**GOAL:**
Reproduce all records verbatim.

**DATASET ENTRIES:**
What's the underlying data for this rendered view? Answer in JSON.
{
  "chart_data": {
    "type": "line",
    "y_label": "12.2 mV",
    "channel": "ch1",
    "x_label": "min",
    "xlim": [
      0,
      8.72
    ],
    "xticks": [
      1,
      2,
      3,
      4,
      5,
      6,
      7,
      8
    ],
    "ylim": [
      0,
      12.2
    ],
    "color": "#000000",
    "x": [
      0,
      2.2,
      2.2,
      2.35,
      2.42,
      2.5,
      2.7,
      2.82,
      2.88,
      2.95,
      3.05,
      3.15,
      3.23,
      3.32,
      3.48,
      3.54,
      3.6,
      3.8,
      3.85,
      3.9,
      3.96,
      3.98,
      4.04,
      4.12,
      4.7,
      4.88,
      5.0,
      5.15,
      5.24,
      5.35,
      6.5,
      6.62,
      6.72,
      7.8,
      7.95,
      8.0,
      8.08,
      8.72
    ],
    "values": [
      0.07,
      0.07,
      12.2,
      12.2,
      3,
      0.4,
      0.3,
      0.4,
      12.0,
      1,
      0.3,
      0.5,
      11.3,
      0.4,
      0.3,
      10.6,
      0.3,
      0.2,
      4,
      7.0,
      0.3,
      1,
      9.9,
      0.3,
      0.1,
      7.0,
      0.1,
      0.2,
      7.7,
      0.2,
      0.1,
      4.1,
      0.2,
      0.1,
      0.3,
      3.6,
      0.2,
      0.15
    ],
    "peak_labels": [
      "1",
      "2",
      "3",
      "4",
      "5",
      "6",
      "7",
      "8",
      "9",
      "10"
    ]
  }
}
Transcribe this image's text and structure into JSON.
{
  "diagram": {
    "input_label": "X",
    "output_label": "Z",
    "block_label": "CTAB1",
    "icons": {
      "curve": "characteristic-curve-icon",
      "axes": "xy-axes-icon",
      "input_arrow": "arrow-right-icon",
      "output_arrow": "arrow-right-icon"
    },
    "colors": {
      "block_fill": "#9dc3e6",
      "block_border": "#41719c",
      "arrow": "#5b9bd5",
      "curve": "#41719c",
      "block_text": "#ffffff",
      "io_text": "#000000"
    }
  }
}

**OUTPUT OF THE EXERCISE:**
What's the underlying data for this rendered view? Answer in JSON.
{
  "chart_data": {
    "type": "line",
    "y_label": "12.2 mV",
    "channel": "ch1",
    "x_label": "min",
    "xlim": [
      0,
      8.72
    ],
    "xticks": [
      1,
      2,
      3,
      4,
      5,
      6,
      7,
      8
    ],
    "ylim": [
      0,
      12.2
    ],
    "color": "#000000",
    "x": [
      0,
      2.2,
      2.2,
      2.35,
      2.42,
      2.5,
      2.7,
      2.82,
      2.88,
      2.95,
      3.05,
      3.15,
      3.23,
      3.32,
      3.48,
      3.54,
      3.6,
      3.8,
      3.85,
      3.9,
      3.96,
      3.98,
      4.04,
      4.12,
      4.7,
      4.88,
      5.0,
      5.15,
      5.24,
      5.35,
      6.5,
      6.62,
      6.72,
      7.8,
      7.95,
      8.0,
      8.08,
      8.72
    ],
    "values": [
      0.07,
      0.07,
      12.2,
      12.2,
      3,
      0.4,
      0.3,
      0.4,
      12.0,
      1,
      0.3,
      0.5,
      11.3,
      0.4,
      0.3,
      10.6,
      0.3,
      0.2,
      4,
      7.0,
      0.3,
      1,
      9.9,
      0.3,
      0.1,
      7.0,
      0.1,
      0.2,
      7.7,
      0.2,
      0.1,
      4.1,
      0.2,
      0.1,
      0.3,
      3.6,
      0.2,
      0.15
    ],
    "peak_labels": [
      "1",
      "2",
      "3",
      "4",
      "5",
      "6",
      "7",
      "8",
      "9",
      "10"
    ]
  }
}
Transcribe this image's text and structure into JSON.
{
  "diagram": {
    "input_label": "X",
    "output_label": "Z",
    "block_label": "CTAB1",
    "icons": {
      "curve": "characteristic-curve-icon",
      "axes": "xy-axes-icon",
      "input_arrow": "arrow-right-icon",
      "output_arrow": "arrow-right-icon"
    },
    "colors": {
      "block_fill": "#9dc3e6",
      "block_border": "#41719c",
      "arrow": "#5b9bd5",
      "curve": "#41719c",
      "block_text": "#ffffff",
      "io_text": "#000000"
    }
  }
}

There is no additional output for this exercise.